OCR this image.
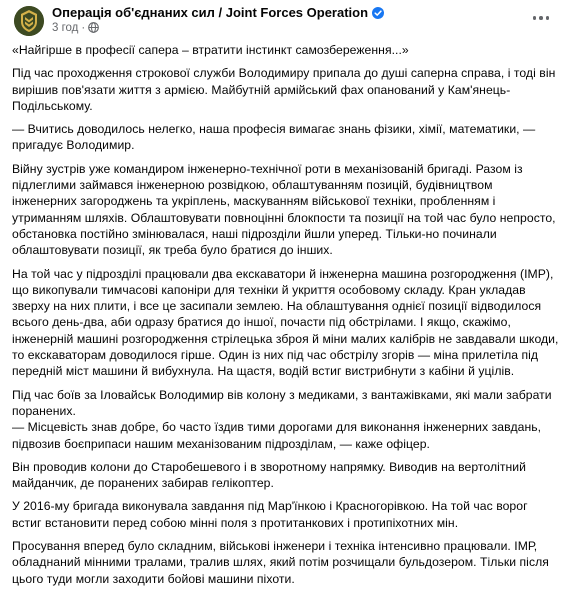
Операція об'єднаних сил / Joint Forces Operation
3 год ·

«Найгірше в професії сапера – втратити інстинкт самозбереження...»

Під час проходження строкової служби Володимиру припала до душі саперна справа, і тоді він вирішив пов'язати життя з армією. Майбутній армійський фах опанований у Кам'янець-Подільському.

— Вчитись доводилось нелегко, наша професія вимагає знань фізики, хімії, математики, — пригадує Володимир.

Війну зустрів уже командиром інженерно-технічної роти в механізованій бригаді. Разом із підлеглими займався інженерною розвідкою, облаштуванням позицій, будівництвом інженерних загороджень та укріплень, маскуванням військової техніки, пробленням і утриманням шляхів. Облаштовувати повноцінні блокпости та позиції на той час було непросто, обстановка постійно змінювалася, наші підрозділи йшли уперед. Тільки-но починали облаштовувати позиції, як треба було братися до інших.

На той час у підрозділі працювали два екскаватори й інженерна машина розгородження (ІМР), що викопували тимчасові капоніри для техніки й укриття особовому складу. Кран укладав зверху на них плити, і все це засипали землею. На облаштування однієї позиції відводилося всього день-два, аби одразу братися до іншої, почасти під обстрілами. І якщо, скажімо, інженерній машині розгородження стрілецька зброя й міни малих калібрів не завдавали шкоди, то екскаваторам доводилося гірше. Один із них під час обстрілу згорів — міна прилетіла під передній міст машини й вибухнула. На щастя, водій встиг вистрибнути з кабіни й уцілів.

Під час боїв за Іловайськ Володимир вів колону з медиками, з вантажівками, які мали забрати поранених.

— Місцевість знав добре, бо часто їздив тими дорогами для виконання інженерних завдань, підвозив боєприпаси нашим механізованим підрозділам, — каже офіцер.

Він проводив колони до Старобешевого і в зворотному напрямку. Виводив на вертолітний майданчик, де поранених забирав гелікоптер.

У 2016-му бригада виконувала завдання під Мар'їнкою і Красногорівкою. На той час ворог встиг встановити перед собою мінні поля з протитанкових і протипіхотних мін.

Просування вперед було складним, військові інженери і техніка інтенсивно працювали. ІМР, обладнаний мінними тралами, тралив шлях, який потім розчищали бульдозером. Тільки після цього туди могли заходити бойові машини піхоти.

• Work to complete: Images in the data above are to be skipped. Retype all other material exactly.

• Response to this exercise:
OCR this image.
Операція об'єднаних сил / Joint Forces Operation
3 год ·

«Найгірше в професії сапера – втратити інстинкт самозбереження...»

Під час проходження строкової служби Володимиру припала до душі саперна справа, і тоді він вирішив пов'язати життя з армією. Майбутній армійський фах опанований у Кам'янець-Подільському.

— Вчитись доводилось нелегко, наша професія вимагає знань фізики, хімії, математики, — пригадує Володимир.

Війну зустрів уже командиром інженерно-технічної роти в механізованій бригаді. Разом із підлеглими займався інженерною розвідкою, облаштуванням позицій, будівництвом інженерних загороджень та укріплень, маскуванням військової техніки, пробленням і утриманням шляхів. Облаштовувати повноцінні блокпости та позиції на той час було непросто, обстановка постійно змінювалася, наші підрозділи йшли уперед. Тільки-но починали облаштовувати позиції, як треба було братися до інших.

На той час у підрозділі працювали два екскаватори й інженерна машина розгородження (ІМР), що викопували тимчасові капоніри для техніки й укриття особовому складу. Кран укладав зверху на них плити, і все це засипали землею. На облаштування однієї позиції відводилося всього день-два, аби одразу братися до іншої, почасти під обстрілами. І якщо, скажімо, інженерній машині розгородження стрілецька зброя й міни малих калібрів не завдавали шкоди, то екскаваторам доводилося гірше. Один із них під час обстрілу згорів — міна прилетіла під передній міст машини й вибухнула. На щастя, водій встиг вистрибнути з кабіни й уцілів.

Під час боїв за Іловайськ Володимир вів колону з медиками, з вантажівками, які мали забрати поранених.

— Місцевість знав добре, бо часто їздив тими дорогами для виконання інженерних завдань, підвозив боєприпаси нашим механізованим підрозділам, — каже офіцер.

Він проводив колони до Старобешевого і в зворотному напрямку. Виводив на вертолітний майданчик, де поранених забирав гелікоптер.

У 2016-му бригада виконувала завдання під Мар'їнкою і Красногорівкою. На той час ворог встиг встановити перед собою мінні поля з протитанкових і протипіхотних мін.

Просування вперед було складним, військові інженери і техніка інтенсивно працювали. ІМР, обладнаний мінними тралами, тралив шлях, який потім розчищали бульдозером. Тільки після цього туди могли заходити бойові машини піхоти.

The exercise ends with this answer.